Selected passage.

You remember more or less correctly. There is an outfit (Spectronics) who is deep into the leak-detection world who holds a patent which precludes us from selling the CentraLED with any UV, near-UV, or blue lamphead. The patent covers a wavelength of *500nm* and below.



Icebreak said:


> ...Gene, I was unaware that Central Tools was looking into a 2XCR123 hand held torch using the CentralLED head. That would be an extremely useful light...


 
Indeed, the flashlight is on the front burner right now. We've got a driver design that we're happy with, and we're looking seriously at multiple output levels right now. The mechanical bits are also coming together - that's the relatively easy part.



Icebreak said:


> ...From there they might consider a longer 4 X 2/3 A NiMh using the same ID for the barrel but incorporating a charging jack...


 
Interesting, and thanks very much for the input. We've tossed around the idea of a rechargeable in a general sense but beyond that we've done relatively little in the way of specifying the cell configuration or chemistry for that matter; protected Li-ion is also on the short list.



Icebreak said:


> This give-away was a fine thing indeed. You may agree that what is more valuable is that Bob and Steve come to CPF and discuss products, projects and possibilities. They have the "horsepower" to make things happen. CPF is a powerhouse of knowledge. The interaction is exciting.


 
We think it's pretty exciting too! We appreciate all the support, encouragement, and welcome we've received from CPF.


----------



## VT-Metal-VT (Jul 31, 2006)

*Re: Free Stuff!!!!!!!!!!!*

mail sent


----------



## chesterqw (Jul 31, 2006)

*Re: Free Stuff!!!!!!!!!!!*

protected li ion will be good. there is more power to go around.

maybe 2x 18650? that will have around 8v for you to mess with.

but that is only when size doesn't matter.


----------



## JLavino (Jul 31, 2006)

*Re: Free Stuff!!!!!!!!!!!*

Herrington took a huge loss selling those work lights for 49.95.

Records from a collection

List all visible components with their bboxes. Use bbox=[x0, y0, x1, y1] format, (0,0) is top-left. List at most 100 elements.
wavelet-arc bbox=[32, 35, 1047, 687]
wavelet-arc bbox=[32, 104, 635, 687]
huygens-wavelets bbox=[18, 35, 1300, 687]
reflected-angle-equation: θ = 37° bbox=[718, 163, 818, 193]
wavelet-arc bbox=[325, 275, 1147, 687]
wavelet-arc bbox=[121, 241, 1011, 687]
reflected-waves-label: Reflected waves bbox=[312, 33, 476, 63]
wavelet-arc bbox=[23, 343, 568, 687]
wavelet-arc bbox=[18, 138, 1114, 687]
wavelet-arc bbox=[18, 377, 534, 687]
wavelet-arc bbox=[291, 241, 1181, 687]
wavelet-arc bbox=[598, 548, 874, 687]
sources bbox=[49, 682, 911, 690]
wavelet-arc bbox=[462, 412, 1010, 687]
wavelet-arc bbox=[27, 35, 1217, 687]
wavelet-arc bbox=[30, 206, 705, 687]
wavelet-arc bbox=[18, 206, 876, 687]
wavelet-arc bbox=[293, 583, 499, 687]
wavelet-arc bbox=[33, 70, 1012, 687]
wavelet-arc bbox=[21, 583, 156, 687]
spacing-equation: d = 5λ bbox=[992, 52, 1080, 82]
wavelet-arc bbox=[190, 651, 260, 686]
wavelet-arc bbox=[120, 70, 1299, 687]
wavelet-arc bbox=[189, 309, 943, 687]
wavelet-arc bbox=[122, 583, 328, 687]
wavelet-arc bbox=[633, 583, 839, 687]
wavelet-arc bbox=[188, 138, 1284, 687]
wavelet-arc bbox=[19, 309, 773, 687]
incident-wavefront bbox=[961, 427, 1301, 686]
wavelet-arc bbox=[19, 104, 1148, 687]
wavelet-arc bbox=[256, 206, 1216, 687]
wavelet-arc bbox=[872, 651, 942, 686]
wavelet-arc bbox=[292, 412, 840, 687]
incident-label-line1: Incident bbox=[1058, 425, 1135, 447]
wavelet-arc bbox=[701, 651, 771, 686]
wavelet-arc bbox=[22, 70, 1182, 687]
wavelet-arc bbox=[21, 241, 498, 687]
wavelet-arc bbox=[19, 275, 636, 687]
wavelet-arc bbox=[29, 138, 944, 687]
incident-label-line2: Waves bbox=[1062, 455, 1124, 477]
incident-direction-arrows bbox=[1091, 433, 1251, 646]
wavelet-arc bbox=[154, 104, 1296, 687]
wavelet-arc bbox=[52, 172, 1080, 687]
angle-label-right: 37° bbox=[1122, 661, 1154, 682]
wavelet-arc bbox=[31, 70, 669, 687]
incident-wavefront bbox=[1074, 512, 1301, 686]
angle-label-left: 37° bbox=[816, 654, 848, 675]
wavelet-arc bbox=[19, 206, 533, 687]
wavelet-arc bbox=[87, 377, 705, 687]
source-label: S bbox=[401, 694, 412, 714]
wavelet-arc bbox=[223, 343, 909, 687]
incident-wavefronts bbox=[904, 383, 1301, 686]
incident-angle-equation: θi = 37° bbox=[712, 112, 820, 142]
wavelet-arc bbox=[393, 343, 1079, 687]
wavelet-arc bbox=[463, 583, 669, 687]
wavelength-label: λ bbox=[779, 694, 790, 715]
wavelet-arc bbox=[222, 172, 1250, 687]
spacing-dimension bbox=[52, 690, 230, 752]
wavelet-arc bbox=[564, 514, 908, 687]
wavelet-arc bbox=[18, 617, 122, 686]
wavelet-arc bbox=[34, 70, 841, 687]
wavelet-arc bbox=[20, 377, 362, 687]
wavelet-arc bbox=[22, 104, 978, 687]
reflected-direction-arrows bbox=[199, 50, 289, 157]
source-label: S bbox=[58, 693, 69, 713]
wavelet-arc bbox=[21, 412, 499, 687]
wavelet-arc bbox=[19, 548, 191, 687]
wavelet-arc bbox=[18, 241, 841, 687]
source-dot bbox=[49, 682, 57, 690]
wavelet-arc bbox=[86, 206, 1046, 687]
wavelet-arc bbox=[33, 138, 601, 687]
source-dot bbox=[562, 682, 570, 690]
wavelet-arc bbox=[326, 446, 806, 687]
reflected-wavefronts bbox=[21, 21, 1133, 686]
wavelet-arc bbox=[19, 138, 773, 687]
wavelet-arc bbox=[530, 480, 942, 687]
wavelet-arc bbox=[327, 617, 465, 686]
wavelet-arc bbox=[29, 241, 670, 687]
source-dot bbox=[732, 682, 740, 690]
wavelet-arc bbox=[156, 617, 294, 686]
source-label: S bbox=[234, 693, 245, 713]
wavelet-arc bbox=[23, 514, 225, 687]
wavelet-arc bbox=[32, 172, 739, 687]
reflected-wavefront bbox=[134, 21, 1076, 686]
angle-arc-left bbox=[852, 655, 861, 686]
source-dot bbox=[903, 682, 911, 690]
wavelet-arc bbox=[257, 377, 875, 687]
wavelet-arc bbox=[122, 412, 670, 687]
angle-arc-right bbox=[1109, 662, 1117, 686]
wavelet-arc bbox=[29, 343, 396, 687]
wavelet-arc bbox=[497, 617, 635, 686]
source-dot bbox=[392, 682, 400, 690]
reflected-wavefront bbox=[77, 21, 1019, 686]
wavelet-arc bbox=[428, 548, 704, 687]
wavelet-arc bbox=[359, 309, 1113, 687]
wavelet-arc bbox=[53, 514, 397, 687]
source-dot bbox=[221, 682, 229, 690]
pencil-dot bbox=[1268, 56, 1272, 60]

Tasks to complete.
(1) In the flashlight thread, list every username that appears in a post header with a date, along with that date.
(2) Please carry on the flashlight thread, starting right after its last line.

Per-task outputs.
(1)
VT-Metal-VT (Jul 31, 2006)
chesterqw (Jul 31, 2006)
JLavino (Jul 31, 2006)

(2)
My buddy bought 2 of them for that price. Needless to say, they are worth every penny! 

Hats off to Central Tools!


----------



## besafe2 (Jul 31, 2006)

*Re: Free Stuff!!!!!!!!!!!*

Just got message that the free lights are gone. I figured I was to late, but thanks Bob for doing this. If there's a next time maybe I can make it.


----------



## bpond (Aug 1, 2006)

*Re: Free Stuff!!!!!!!!!!!*

Originally Posted by *nrk*
_I was lucky enough to get in on the Herrington clearance sale for the Central LED work light. Wow what a beauty. Wish I had bought a few more._

_If there's ever a group buy I have several friends who would line up for it._

_;-nrk_





bpond said:


> NRK,
> 
> Glad to know that you like your CentraLED work light and that many of your friends are jealous. I would not mind doing a group buy but I have one real reservation.
> 
> ...


 

Does anyone care to comment on this? If not I will go back to sleep.

Thanks,
Bob


----------



## Paul6ppca (Aug 3, 2006)

*Re: Free Stuff!!!!!!!!!!!*

I got my free light today! Blue,my favorite color, and my first waterproof light,to 500 ft. Thanks Central tool,I didnt know you were based in Cranson RI.

Thanks! A very nice gesture,I am now aware of a new company in my home state!

I tested it out last night,it has a lot more throw than I expected!

Thanks again,


Paul


----------



## txgolfer45 (Aug 4, 2006)

*Re: Free Stuff!!!!!!!!!!!*

Email sent. Hope I'm in!

Scott


----------



## Bullzeyebill (Aug 4, 2006)

*Re: Free Stuff!!!!!!!!!!!*

Bob, this is probably not the best thread to discuss your $99.95 price. People got caught up in the "free flashlight" aspects of this thread. Better to continue this conversation in your other threads.

Bill


----------



## Flash_Gordon (Aug 4, 2006)

*Re: Free Stuff!!!!!!!!!!!*

Thanks Central Tool!

Received my light today. A nice and generous gesture that will be appreciated by all at CPF--even those who missed out this time.

mark


----------



## M.TEX (Aug 4, 2006)

*Re: Free Stuff!!!!!!!!!!!*

YES ! ! ! 

Thank you Central Tool I just got my " Blue "  Flashlight today !

Wow you guys are Good....First time I get a Free Flashlight !

Thank you and thank you again !

M.TEX


----------



## Rando (Aug 4, 2006)

*Re: Free Stuff!!!!!!!!!!!*

Anxiously watching the mailbox!


----------



## Rando (Aug 4, 2006)

*Re: Free Stuff!!!!!!!!!!!*

It was waiting for me when I got home. Thank you very much for my first Pelican!


----------



## harryballs (Aug 4, 2006)

*Re: Free Stuff!!!!!!!!!!!*

I sent an email... Hope I made it...







Thanks


----------



## Pwallwin (Aug 4, 2006)

*Re: Free Stuff!!!!!!!!!!!*

Is there any left? I just e-mailed anyway... 


EDIT: Aww crap - that was only page 1 I read then sent the e-mail.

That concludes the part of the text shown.